Your goal: Put each line of the records below into a Markdown table with a Row column for the row number and a Line column for the line itself, skipping any blank lines. Leave the pictures out of the table.
— START OF Provided records —
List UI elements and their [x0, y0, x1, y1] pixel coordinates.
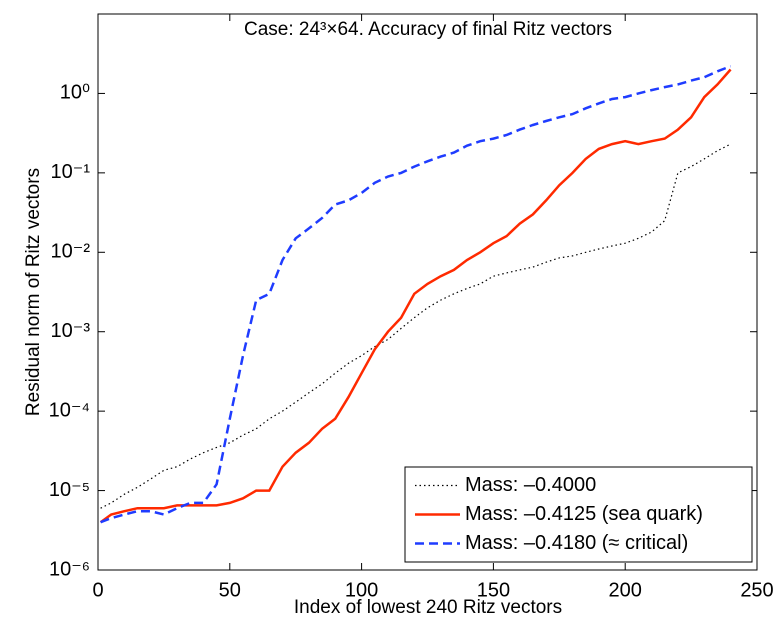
x-tick-label: 50	[219, 579, 241, 601]
plot-frame	[97, 13, 758, 571]
legend-label: Mass: –0.4125 (sea quark)	[465, 503, 703, 525]
x-tick-label: 150	[477, 579, 510, 601]
y-tick-label: 10⁰	[60, 82, 90, 104]
y-tick-label: 10⁻⁶	[49, 558, 90, 580]
y-tick-label: 10⁻²	[51, 241, 91, 263]
x-axis-label: Index of lowest 240 Ritz vectors	[294, 597, 562, 618]
legend-box	[404, 466, 753, 563]
y-axis-label: Residual norm of Ritz vectors	[23, 168, 44, 416]
x-tick-label: 200	[609, 579, 642, 601]
legend-label: Mass: –0.4180 (≈ critical)	[465, 532, 688, 554]
y-tick-label: 10⁻⁵	[49, 479, 90, 501]
series-line	[100, 65, 732, 524]
y-tick-label: 10⁻¹	[51, 161, 91, 183]
legend-label: Mass: –0.4000	[465, 474, 596, 496]
series-line	[100, 143, 731, 509]
y-tick-label: 10⁻⁴	[49, 399, 90, 421]
y-tick-label: 10⁻³	[51, 320, 91, 342]
series-line	[99, 68, 732, 524]
x-tick-label: 100	[345, 579, 378, 601]
x-tick-label: 250	[740, 579, 773, 601]
x-tick-label: 0	[92, 579, 103, 601]
chart-title: Case: 24³×64. Accuracy of final Ritz vec…	[244, 19, 612, 40]
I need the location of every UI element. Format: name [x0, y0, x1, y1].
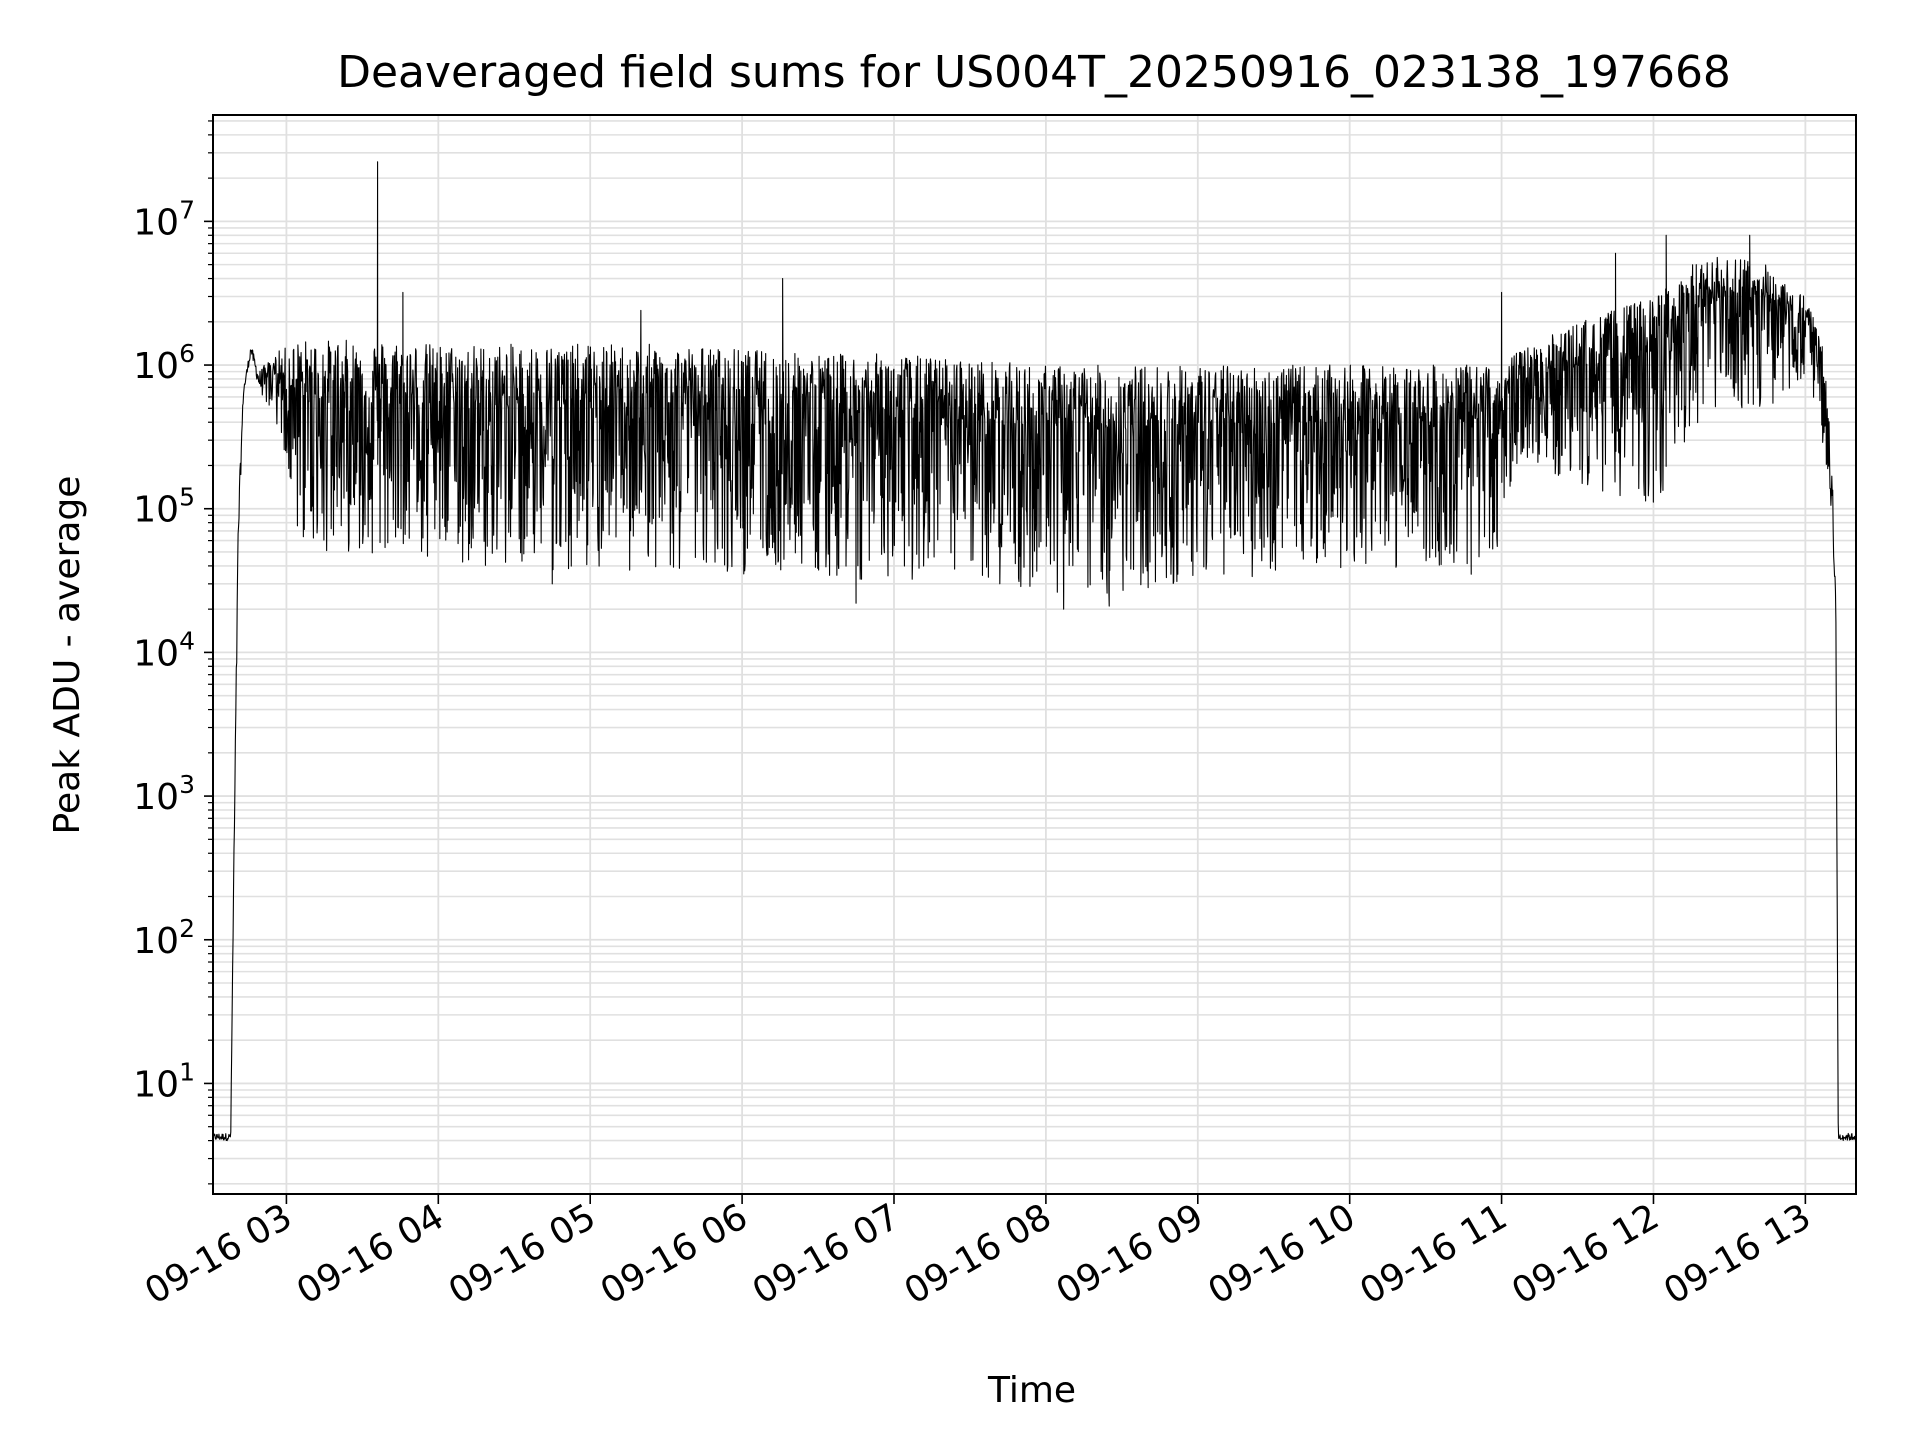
- y-tick-label: 107: [133, 195, 195, 243]
- y-axis-label: Peak ADU - average: [47, 476, 88, 835]
- x-axis-label: Time: [987, 1370, 1076, 1411]
- plot-layer: [213, 161, 1856, 1142]
- y-tick-label: 105: [133, 483, 195, 531]
- y-tick-label: 101: [133, 1057, 195, 1105]
- grid-layer: [213, 115, 1856, 1194]
- chart-title: Deaveraged field sums for US004T_2025091…: [337, 47, 1731, 98]
- plot-frame: [212, 114, 1857, 1195]
- series-line: [213, 161, 1856, 1142]
- y-tick-label: 102: [133, 914, 195, 962]
- y-tick-label: 104: [133, 626, 195, 674]
- y-tick-label: 106: [133, 339, 195, 387]
- y-tick-label: 103: [133, 770, 195, 818]
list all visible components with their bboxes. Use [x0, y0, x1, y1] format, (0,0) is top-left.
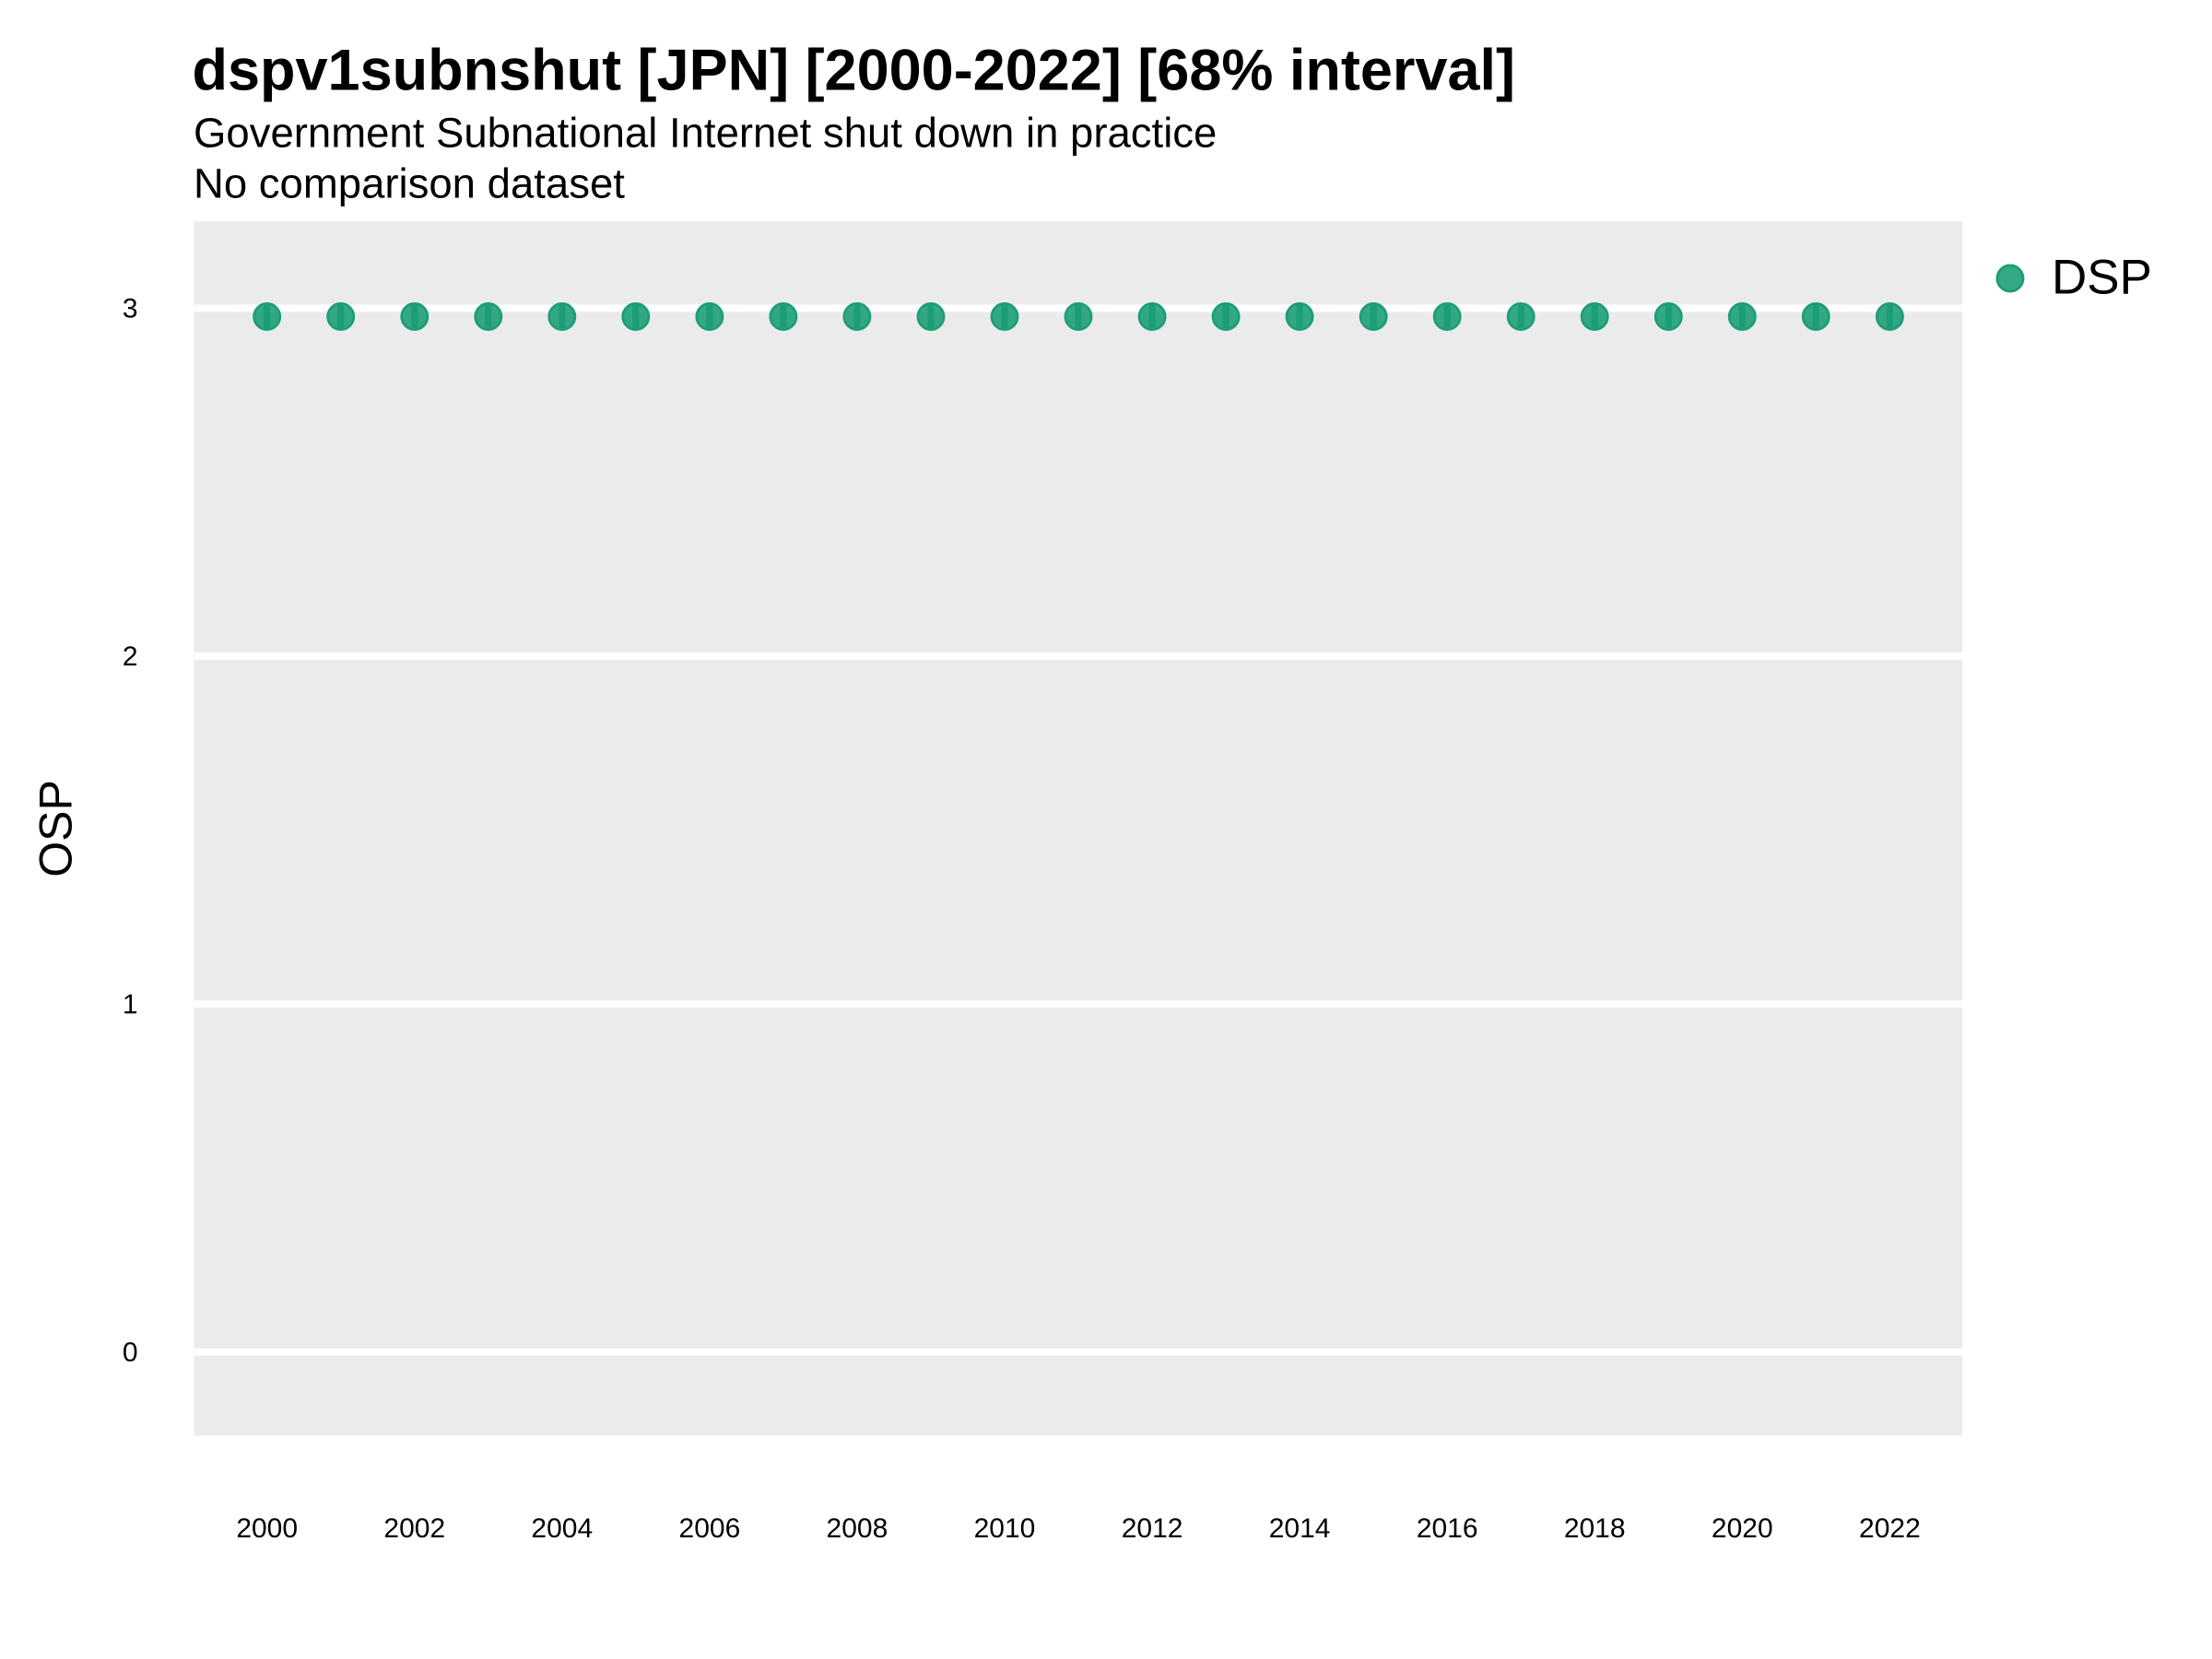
svg-text:2022: 2022	[1859, 1513, 1921, 1544]
svg-text:2014: 2014	[1269, 1513, 1331, 1544]
svg-text:No comparison dataset: No comparison dataset	[194, 159, 625, 206]
svg-text:2: 2	[123, 641, 138, 672]
svg-text:2008: 2008	[827, 1513, 888, 1544]
svg-text:dspv1subnshut [JPN] [2000-2022: dspv1subnshut [JPN] [2000-2022] [68% int…	[193, 39, 1515, 103]
svg-text:2006: 2006	[679, 1513, 741, 1544]
svg-text:2016: 2016	[1417, 1513, 1478, 1544]
svg-text:2020: 2020	[1712, 1513, 1773, 1544]
svg-text:1: 1	[123, 990, 138, 1020]
svg-text:DSP: DSP	[2052, 251, 2152, 305]
svg-text:OSP: OSP	[30, 780, 82, 877]
svg-text:2012: 2012	[1122, 1513, 1183, 1544]
svg-text:2018: 2018	[1564, 1513, 1626, 1544]
svg-text:Government Subnational Interne: Government Subnational Internet shut dow…	[194, 110, 1217, 157]
svg-text:2010: 2010	[974, 1513, 1036, 1544]
svg-text:2000: 2000	[236, 1513, 298, 1544]
svg-text:2004: 2004	[531, 1513, 593, 1544]
svg-text:0: 0	[123, 1337, 138, 1368]
svg-text:3: 3	[123, 294, 138, 324]
svg-text:2002: 2002	[383, 1513, 445, 1544]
— END OF Provided records —
Exercise response:
| Row | Line |
|---|---|
| 1 | List UI elements and their [x0, y0, x1, y1] pixel coordinates. |
| 2 | x-tick-label: 50	[219, 579, 241, 601] |
| 3 | plot-frame	[97, 13, 758, 571] |
| 4 | legend-label: Mass: –0.4125 (sea quark)	[465, 503, 703, 525] |
| 5 | x-tick-label: 150	[477, 579, 510, 601] |
| 6 | y-tick-label: 10⁰	[60, 82, 90, 104] |
| 7 | y-tick-label: 10⁻⁶	[49, 558, 90, 580] |
| 8 | y-tick-label: 10⁻²	[51, 241, 91, 263] |
| 9 | x-axis-label: Index of lowest 240 Ritz vectors	[294, 597, 562, 618] |
| 10 | legend-box	[404, 466, 753, 563] |
| 11 | y-axis-label: Residual norm of Ritz vectors	[23, 168, 44, 416] |
| 12 | x-tick-label: 200	[609, 579, 642, 601] |
| 13 | legend-label: Mass: –0.4180 (≈ critical)	[465, 532, 688, 554] |
| 14 | y-tick-label: 10⁻⁵	[49, 479, 90, 501] |
| 15 | series-line	[100, 65, 732, 524] |
| 16 | y-tick-label: 10⁻¹	[51, 161, 91, 183] |
| 17 | legend-label: Mass: –0.4000	[465, 474, 596, 496] |
| 18 | series-line	[100, 143, 731, 509] |
| 19 | y-tick-label: 10⁻⁴	[49, 399, 90, 421] |
| 20 | y-tick-label: 10⁻³	[51, 320, 91, 342] |
| 21 | series-line	[99, 68, 732, 524] |
| 22 | x-tick-label: 100	[345, 579, 378, 601] |
| 23 | x-tick-label: 250	[740, 579, 773, 601] |
| 24 | x-tick-label: 0	[92, 579, 103, 601] |
| 25 | chart-title: Case: 24³×64. Accuracy of final Ritz vec…	[244, 19, 612, 40] |
| 26 | I need the location of every UI element. Format: name [x0, y0, x1, y1]. |
| 27 | - y-tick-label: 107: [133, 195, 195, 243] |
| 28 | - y-axis-label: Peak ADU - average: [47, 476, 88, 835] |
| 29 | - x-axis-label: Time: [987, 1370, 1076, 1411] |
| 30 | - plot-layer: [213, 161, 1856, 1142] |
| 31 | - y-tick-label: 105: [133, 483, 195, 531] |
| 32 | - y-tick-label: 101: [133, 1057, 195, 1105] |
| 33 | - grid-layer: [213, 115, 1856, 1194] |
| 34 | - chart-title: Deaveraged field sums for US004T_2025091…: [337, 47, 1731, 98] |
| 35 | - plot-frame: [212, 114, 1857, 1195] |
| 36 | - series-line: [213, 161, 1856, 1142] |
| 37 | - y-tick-label: 102: [133, 914, 195, 962] |
| 38 | - y-tick-label: 104: [133, 626, 195, 674] |
| 39 | - y-tick-label: 106: [133, 339, 195, 387] |
| 40 | - y-tick-label: 103: [133, 770, 195, 818] |
| 41 | list all visible components with their bboxes. Use [x0, y0, x1, y1] format, (0,0) is top-left. |
| 42 | svg-text:2022: 2022	[1859, 1513, 1921, 1544] |
| 43 | svg-text:2014: 2014	[1269, 1513, 1331, 1544] |
| 44 | svg-text:No comparison dataset: No comparison dataset	[194, 159, 625, 206] |
| 45 | svg-text:2: 2	[123, 641, 138, 672] |
| 46 | svg-text:2008: 2008	[827, 1513, 888, 1544] |
| 47 | svg-text:dspv1subnshut [JPN] [2000-2022: dspv1subnshut [JPN] [2000-2022] [68% int…	[193, 39, 1515, 103] |
| 48 | svg-text:2006: 2006	[679, 1513, 741, 1544] |
| 49 | svg-text:2016: 2016	[1417, 1513, 1478, 1544] |
| 50 | svg-text:2020: 2020	[1712, 1513, 1773, 1544] |
| 51 | svg-text:1: 1	[123, 990, 138, 1020] |
| 52 | svg-text:DSP: DSP	[2052, 251, 2152, 305] |
| 53 | svg-text:OSP: OSP	[30, 780, 82, 877] |
| 54 | svg-text:2012: 2012	[1122, 1513, 1183, 1544] |
| 55 | svg-text:2018: 2018	[1564, 1513, 1626, 1544] |
| 56 | svg-text:Government Subnational Interne: Government Subnational Internet shut dow…	[194, 110, 1217, 157] |
| 57 | svg-text:2010: 2010	[974, 1513, 1036, 1544] |
| 58 | svg-text:2000: 2000	[236, 1513, 298, 1544] |
| 59 | svg-text:2004: 2004	[531, 1513, 593, 1544] |
| 60 | svg-text:0: 0	[123, 1337, 138, 1368] |
| 61 | svg-text:3: 3	[123, 294, 138, 324] |
| 62 | svg-text:2002: 2002	[383, 1513, 445, 1544] |